Exercise objective:
Leave out the pictures and repeat the data exactly.

Excerpted data:
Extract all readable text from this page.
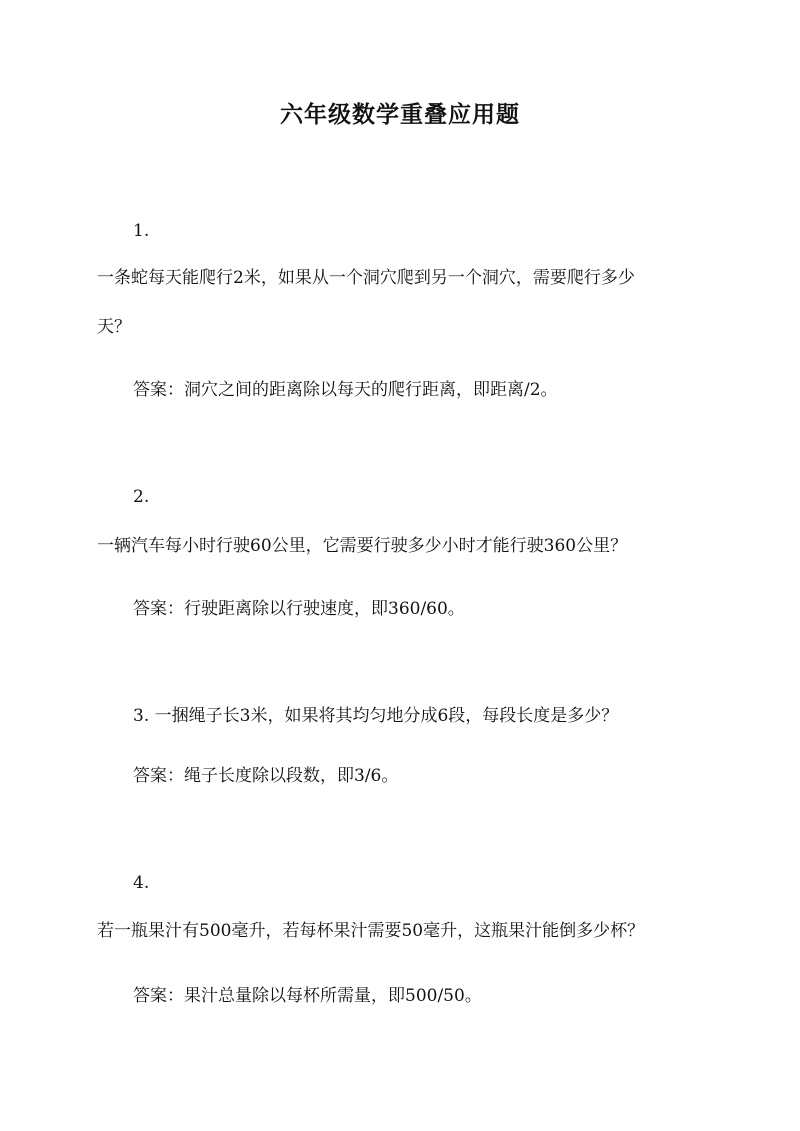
六年级数学重叠应用题
1.
一条蛇每天能爬行2米，如果从一个洞穴爬到另一个洞穴，需要爬行多少
天？
答案：洞穴之间的距离除以每天的爬行距离，即距离/2。
2.
一辆汽车每小时行驶60公里，它需要行驶多少小时才能行驶360公里？
答案：行驶距离除以行驶速度，即360/60。
3. 一捆绳子长3米，如果将其均匀地分成6段，每段长度是多少？
答案：绳子长度除以段数，即3/6。
4.
若一瓶果汁有500毫升，若每杯果汁需要50毫升，这瓶果汁能倒多少杯？
答案：果汁总量除以每杯所需量，即500/50。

Full solution:
Extract all readable text from this page.
六年级数学重叠应用题
1.
一条蛇每天能爬行2米，如果从一个洞穴爬到另一个洞穴，需要爬行多少
天？
答案：洞穴之间的距离除以每天的爬行距离，即距离/2。
2.
一辆汽车每小时行驶60公里，它需要行驶多少小时才能行驶360公里？
答案：行驶距离除以行驶速度，即360/60。
3. 一捆绳子长3米，如果将其均匀地分成6段，每段长度是多少？
答案：绳子长度除以段数，即3/6。
4.
若一瓶果汁有500毫升，若每杯果汁需要50毫升，这瓶果汁能倒多少杯？
答案：果汁总量除以每杯所需量，即500/50。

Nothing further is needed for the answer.